START LISTED RECORDS
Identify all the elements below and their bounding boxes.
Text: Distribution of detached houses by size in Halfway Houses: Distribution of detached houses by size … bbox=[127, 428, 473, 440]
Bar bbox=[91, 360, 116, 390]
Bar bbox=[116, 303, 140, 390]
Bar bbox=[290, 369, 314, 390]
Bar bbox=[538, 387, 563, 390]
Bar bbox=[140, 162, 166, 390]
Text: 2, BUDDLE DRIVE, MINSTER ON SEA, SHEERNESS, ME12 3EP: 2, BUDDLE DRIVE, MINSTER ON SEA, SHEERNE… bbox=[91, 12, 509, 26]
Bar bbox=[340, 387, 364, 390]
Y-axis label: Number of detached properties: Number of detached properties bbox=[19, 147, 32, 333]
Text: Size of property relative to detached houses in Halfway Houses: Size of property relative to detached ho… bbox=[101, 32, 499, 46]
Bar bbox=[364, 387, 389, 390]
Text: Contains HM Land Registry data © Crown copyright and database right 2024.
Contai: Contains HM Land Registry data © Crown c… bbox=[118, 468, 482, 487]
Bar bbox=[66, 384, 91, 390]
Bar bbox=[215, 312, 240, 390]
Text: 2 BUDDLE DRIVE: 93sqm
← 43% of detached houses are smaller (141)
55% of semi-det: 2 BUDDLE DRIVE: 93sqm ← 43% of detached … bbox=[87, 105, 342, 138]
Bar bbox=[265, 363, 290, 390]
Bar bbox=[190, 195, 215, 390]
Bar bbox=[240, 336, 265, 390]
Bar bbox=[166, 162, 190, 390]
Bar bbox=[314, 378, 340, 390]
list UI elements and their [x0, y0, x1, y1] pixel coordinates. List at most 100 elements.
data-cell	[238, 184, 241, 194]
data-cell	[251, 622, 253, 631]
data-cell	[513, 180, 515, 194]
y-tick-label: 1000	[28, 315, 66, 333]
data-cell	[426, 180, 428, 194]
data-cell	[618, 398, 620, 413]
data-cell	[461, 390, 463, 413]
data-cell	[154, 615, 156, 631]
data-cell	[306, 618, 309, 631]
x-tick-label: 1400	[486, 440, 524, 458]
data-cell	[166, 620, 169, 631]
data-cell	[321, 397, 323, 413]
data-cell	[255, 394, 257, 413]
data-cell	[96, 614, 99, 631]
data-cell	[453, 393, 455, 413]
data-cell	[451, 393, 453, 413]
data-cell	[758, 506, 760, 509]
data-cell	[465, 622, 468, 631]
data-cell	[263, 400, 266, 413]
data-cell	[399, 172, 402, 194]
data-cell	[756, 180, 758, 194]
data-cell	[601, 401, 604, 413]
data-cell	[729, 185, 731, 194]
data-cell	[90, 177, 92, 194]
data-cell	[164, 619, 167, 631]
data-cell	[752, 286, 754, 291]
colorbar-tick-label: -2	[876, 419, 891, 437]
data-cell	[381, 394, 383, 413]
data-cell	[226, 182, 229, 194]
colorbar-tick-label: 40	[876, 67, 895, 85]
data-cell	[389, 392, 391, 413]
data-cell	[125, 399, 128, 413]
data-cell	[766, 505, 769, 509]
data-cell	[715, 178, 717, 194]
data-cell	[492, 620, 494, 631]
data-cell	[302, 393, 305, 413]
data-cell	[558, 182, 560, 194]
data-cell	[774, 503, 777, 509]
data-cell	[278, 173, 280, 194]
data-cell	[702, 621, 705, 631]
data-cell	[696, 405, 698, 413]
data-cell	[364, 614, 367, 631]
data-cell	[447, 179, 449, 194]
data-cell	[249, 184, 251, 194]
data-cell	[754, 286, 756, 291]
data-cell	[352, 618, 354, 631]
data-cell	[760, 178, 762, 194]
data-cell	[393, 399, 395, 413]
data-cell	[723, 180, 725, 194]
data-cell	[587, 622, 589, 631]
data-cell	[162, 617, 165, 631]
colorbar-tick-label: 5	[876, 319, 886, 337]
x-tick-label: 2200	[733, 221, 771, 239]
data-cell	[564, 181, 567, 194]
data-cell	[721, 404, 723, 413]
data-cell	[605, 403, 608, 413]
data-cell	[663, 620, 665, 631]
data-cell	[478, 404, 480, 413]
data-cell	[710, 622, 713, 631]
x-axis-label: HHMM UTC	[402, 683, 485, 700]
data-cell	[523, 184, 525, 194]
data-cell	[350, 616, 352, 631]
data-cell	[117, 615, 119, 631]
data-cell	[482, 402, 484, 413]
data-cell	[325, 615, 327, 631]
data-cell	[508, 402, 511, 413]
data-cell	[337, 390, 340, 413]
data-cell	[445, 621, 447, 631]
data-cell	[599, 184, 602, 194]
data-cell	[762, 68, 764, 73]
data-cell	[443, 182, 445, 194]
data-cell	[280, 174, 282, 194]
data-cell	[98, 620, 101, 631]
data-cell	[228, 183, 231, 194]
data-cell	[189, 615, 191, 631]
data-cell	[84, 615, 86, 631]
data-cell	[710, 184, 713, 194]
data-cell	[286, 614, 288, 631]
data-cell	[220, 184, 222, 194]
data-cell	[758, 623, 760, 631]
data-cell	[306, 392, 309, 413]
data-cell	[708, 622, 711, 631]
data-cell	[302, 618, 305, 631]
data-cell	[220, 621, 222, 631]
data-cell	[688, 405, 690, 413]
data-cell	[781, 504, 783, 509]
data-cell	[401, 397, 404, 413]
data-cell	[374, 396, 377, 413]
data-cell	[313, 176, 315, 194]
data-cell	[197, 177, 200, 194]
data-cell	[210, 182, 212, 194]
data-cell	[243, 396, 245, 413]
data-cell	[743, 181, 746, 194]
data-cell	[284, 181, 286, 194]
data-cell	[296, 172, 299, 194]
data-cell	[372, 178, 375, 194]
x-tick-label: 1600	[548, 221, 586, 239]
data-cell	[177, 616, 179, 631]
END LISTED RECORDS
GIVEN PROBLEM = Can you output every line of the material above as a JSON list of strings, one string per line, with blank lines omitted?

RESULT =
[
  "Identify all the elements below and their bounding boxes.",
  "Text: Distribution of detached houses by size in Halfway Houses: Distribution of detached houses by size … bbox=[127, 428, 473, 440]",
  "Bar bbox=[91, 360, 116, 390]",
  "Bar bbox=[116, 303, 140, 390]",
  "Bar bbox=[290, 369, 314, 390]",
  "Bar bbox=[538, 387, 563, 390]",
  "Bar bbox=[140, 162, 166, 390]",
  "Text: 2, BUDDLE DRIVE, MINSTER ON SEA, SHEERNESS, ME12 3EP: 2, BUDDLE DRIVE, MINSTER ON SEA, SHEERNE… bbox=[91, 12, 509, 26]",
  "Bar bbox=[340, 387, 364, 390]",
  "Y-axis label: Number of detached properties: Number of detached properties bbox=[19, 147, 32, 333]",
  "Text: Size of property relative to detached houses in Halfway Houses: Size of property relative to detached ho… bbox=[101, 32, 499, 46]",
  "Bar bbox=[364, 387, 389, 390]",
  "Text: Contains HM Land Registry data © Crown copyright and database right 2024.",
  "Contai: Contains HM Land Registry data © Crown c… bbox=[118, 468, 482, 487]",
  "Bar bbox=[66, 384, 91, 390]",
  "Bar bbox=[215, 312, 240, 390]",
  "Text: 2 BUDDLE DRIVE: 93sqm",
  "← 43% of detached houses are smaller (141)",
  "55% of semi-det: 2 BUDDLE DRIVE: 93sqm ← 43% of detached … bbox=[87, 105, 342, 138]",
  "Bar bbox=[265, 363, 290, 390]",
  "Bar bbox=[190, 195, 215, 390]",
  "Bar bbox=[240, 336, 265, 390]",
  "Bar bbox=[166, 162, 190, 390]",
  "Bar bbox=[314, 378, 340, 390]",
  "list UI elements and their [x0, y0, x1, y1] pixel coordinates. List at most 100 elements.",
  "data-cell\t[238, 184, 241, 194]",
  "data-cell\t[251, 622, 253, 631]",
  "data-cell\t[513, 180, 515, 194]",
  "y-tick-label: 1000\t[28, 315, 66, 333]",
  "data-cell\t[426, 180, 428, 194]",
  "data-cell\t[618, 398, 620, 413]",
  "data-cell\t[461, 390, 463, 413]",
  "data-cell\t[154, 615, 156, 631]",
  "data-cell\t[306, 618, 309, 631]",
  "x-tick-label: 1400\t[486, 440, 524, 458]",
  "data-cell\t[166, 620, 169, 631]",
  "data-cell\t[321, 397, 323, 413]",
  "data-cell\t[255, 394, 257, 413]",
  "data-cell\t[96, 614, 99, 631]",
  "data-cell\t[453, 393, 455, 413]",
  "data-cell\t[451, 393, 453, 413]",
  "data-cell\t[758, 506, 760, 509]",
  "data-cell\t[465, 622, 468, 631]",
  "data-cell\t[263, 400, 266, 413]",
  "data-cell\t[399, 172, 402, 194]",
  "data-cell\t[756, 180, 758, 194]",
  "data-cell\t[601, 401, 604, 413]",
  "data-cell\t[729, 185, 731, 194]",
  "data-cell\t[90, 177, 92, 194]",
  "data-cell\t[164, 619, 167, 631]",
  "data-cell\t[752, 286, 754, 291]",
  "colorbar-tick-label: -2\t[876, 419, 891, 437]",
  "data-cell\t[381, 394, 383, 413]",
  "data-cell\t[226, 182, 229, 194]",
  "colorbar-tick-label: 40\t[876, 67, 895, 85]",
  "data-cell\t[389, 392, 391, 413]",
  "data-cell\t[125, 399, 128, 413]",
  "data-cell\t[766, 505, 769, 509]",
  "data-cell\t[715, 178, 717, 194]",
  "data-cell\t[492, 620, 494, 631]",
  "data-cell\t[302, 393, 305, 413]",
  "data-cell\t[558, 182, 560, 194]",
  "data-cell\t[774, 503, 777, 509]",
  "data-cell\t[278, 173, 280, 194]",
  "data-cell\t[702, 621, 705, 631]",
  "data-cell\t[696, 405, 698, 413]",
  "data-cell\t[364, 614, 367, 631]",
  "data-cell\t[447, 179, 449, 194]",
  "data-cell\t[249, 184, 251, 194]",
  "data-cell\t[754, 286, 756, 291]",
  "data-cell\t[352, 618, 354, 631]",
  "data-cell\t[760, 178, 762, 194]",
  "data-cell\t[393, 399, 395, 413]",
  "data-cell\t[723, 180, 725, 194]",
  "data-cell\t[587, 622, 589, 631]",
  "data-cell\t[162, 617, 165, 631]",
  "colorbar-tick-label: 5\t[876, 319, 886, 337]",
  "x-tick-label: 2200\t[733, 221, 771, 239]",
  "data-cell\t[564, 181, 567, 194]",
  "data-cell\t[721, 404, 723, 413]",
  "data-cell\t[605, 403, 608, 413]",
  "data-cell\t[663, 620, 665, 631]",
  "data-cell\t[478, 404, 480, 413]",
  "data-cell\t[710, 622, 713, 631]",
  "x-axis-label: HHMM UTC\t[402, 683, 485, 700]",
  "data-cell\t[523, 184, 525, 194]",
  "data-cell\t[350, 616, 352, 631]",
  "data-cell\t[117, 615, 119, 631]",
  "data-cell\t[482, 402, 484, 413]",
  "data-cell\t[325, 615, 327, 631]",
  "data-cell\t[508, 402, 511, 413]",
  "data-cell\t[337, 390, 340, 413]",
  "data-cell\t[445, 621, 447, 631]",
  "data-cell\t[599, 184, 602, 194]",
  "data-cell\t[762, 68, 764, 73]",
  "data-cell\t[443, 182, 445, 194]",
  "data-cell\t[280, 174, 282, 194]",
  "data-cell\t[98, 620, 101, 631]",
  "data-cell\t[228, 183, 231, 194]",
  "data-cell\t[189, 615, 191, 631]",
  "data-cell\t[84, 615, 86, 631]",
  "data-cell\t[710, 184, 713, 194]",
  "data-cell\t[286, 614, 288, 631]",
  "data-cell\t[220, 184, 222, 194]",
  "data-cell\t[758, 623, 760, 631]",
  "data-cell\t[306, 392, 309, 413]",
  "data-cell\t[708, 622, 711, 631]",
  "data-cell\t[302, 618, 305, 631]",
  "data-cell\t[220, 621, 222, 631]",
  "data-cell\t[688, 405, 690, 413]",
  "data-cell\t[781, 504, 783, 509]",
  "data-cell\t[401, 397, 404, 413]",
  "data-cell\t[374, 396, 377, 413]",
  "data-cell\t[313, 176, 315, 194]",
  "data-cell\t[197, 177, 200, 194]",
  "data-cell\t[210, 182, 212, 194]",
  "data-cell\t[243, 396, 245, 413]",
  "data-cell\t[743, 181, 746, 194]",
  "data-cell\t[284, 181, 286, 194]",
  "data-cell\t[296, 172, 299, 194]",
  "data-cell\t[372, 178, 375, 194]",
  "x-tick-label: 1600\t[548, 221, 586, 239]",
  "data-cell\t[177, 616, 179, 631]"
]